▶ TASK DIRECTIONS
Nothing in the data should change when you return it, but leave the pictures out.

▶ MATERIAL TO PROCESS
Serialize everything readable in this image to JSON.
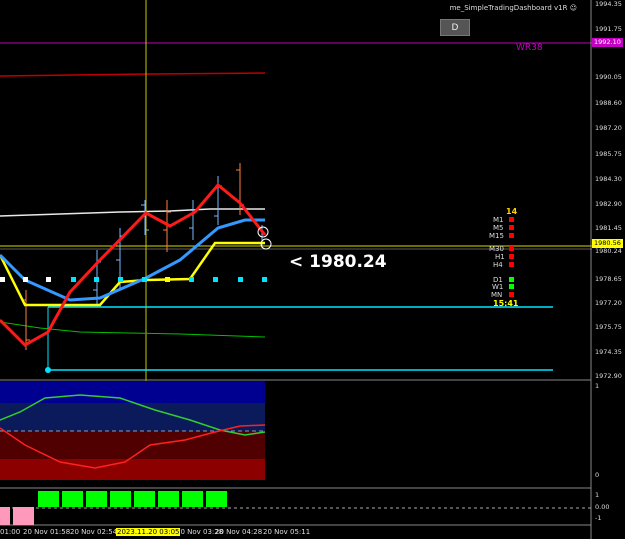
{
  "window": {
    "title": "me_SimpleTradingDashboard v1R",
    "d_button": "D",
    "wr_label": "WR38"
  },
  "price_label": "<  1980.24",
  "timeframes": {
    "count": "14",
    "rows": [
      {
        "label": "M1",
        "color": "#ff0000"
      },
      {
        "label": "M5",
        "color": "#ff0000"
      },
      {
        "label": "M15",
        "color": "#ff0000"
      },
      {
        "label": "M30",
        "color": "#ff0000"
      },
      {
        "label": "H1",
        "color": "#ff0000"
      },
      {
        "label": "H4",
        "color": "#ff0000"
      },
      {
        "label": "D1",
        "color": "#00ff00"
      },
      {
        "label": "W1",
        "color": "#00ff00"
      },
      {
        "label": "MN",
        "color": "#ff0000"
      }
    ],
    "timer": "15:41"
  },
  "price_axis": {
    "ticks": [
      "1994.35",
      "1991.75",
      "1990.05",
      "1988.60",
      "1987.20",
      "1985.75",
      "1984.30",
      "1982.90",
      "1981.45",
      "1980.24",
      "1978.65",
      "1977.20",
      "1975.75",
      "1974.35",
      "1972.90"
    ],
    "tags": {
      "magenta": "1992.10",
      "yellow": "1980.56"
    }
  },
  "osc_axis": {
    "top": "1",
    "bottom": "0"
  },
  "bar_axis": {
    "top": "1",
    "mid": "0.00",
    "bottom": "-1"
  },
  "time_axis": {
    "ticks": [
      "01:00",
      "20 Nov 01:58",
      "20 Nov 02:54",
      "20 Nov 03:28",
      "20 Nov 04:28",
      "20 Nov 05:11"
    ],
    "cursor_label": "2023.11.20 03:05"
  },
  "colors": {
    "accent_red": "#ff0000",
    "accent_yellow": "#ffff00",
    "accent_blue": "#3399ff",
    "accent_cyan": "#00e5ff",
    "accent_green": "#00ff00",
    "accent_magenta": "#c400c4"
  }
}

▶ RESPONSE
Serialize everything readable in this image to JSON.
{
  "window": {
    "title": "me_SimpleTradingDashboard v1R",
    "d_button": "D",
    "wr_label": "WR38"
  },
  "price_label": "<  1980.24",
  "timeframes": {
    "count": "14",
    "rows": [
      {
        "label": "M1",
        "color": "#ff0000"
      },
      {
        "label": "M5",
        "color": "#ff0000"
      },
      {
        "label": "M15",
        "color": "#ff0000"
      },
      {
        "label": "M30",
        "color": "#ff0000"
      },
      {
        "label": "H1",
        "color": "#ff0000"
      },
      {
        "label": "H4",
        "color": "#ff0000"
      },
      {
        "label": "D1",
        "color": "#00ff00"
      },
      {
        "label": "W1",
        "color": "#00ff00"
      },
      {
        "label": "MN",
        "color": "#ff0000"
      }
    ],
    "timer": "15:41"
  },
  "price_axis": {
    "ticks": [
      "1994.35",
      "1991.75",
      "1990.05",
      "1988.60",
      "1987.20",
      "1985.75",
      "1984.30",
      "1982.90",
      "1981.45",
      "1980.24",
      "1978.65",
      "1977.20",
      "1975.75",
      "1974.35",
      "1972.90"
    ],
    "tags": {
      "magenta": "1992.10",
      "yellow": "1980.56"
    }
  },
  "osc_axis": {
    "top": "1",
    "bottom": "0"
  },
  "bar_axis": {
    "top": "1",
    "mid": "0.00",
    "bottom": "-1"
  },
  "time_axis": {
    "ticks": [
      "01:00",
      "20 Nov 01:58",
      "20 Nov 02:54",
      "20 Nov 03:28",
      "20 Nov 04:28",
      "20 Nov 05:11"
    ],
    "cursor_label": "2023.11.20 03:05"
  },
  "colors": {
    "accent_red": "#ff0000",
    "accent_yellow": "#ffff00",
    "accent_blue": "#3399ff",
    "accent_cyan": "#00e5ff",
    "accent_green": "#00ff00",
    "accent_magenta": "#c400c4"
  }
}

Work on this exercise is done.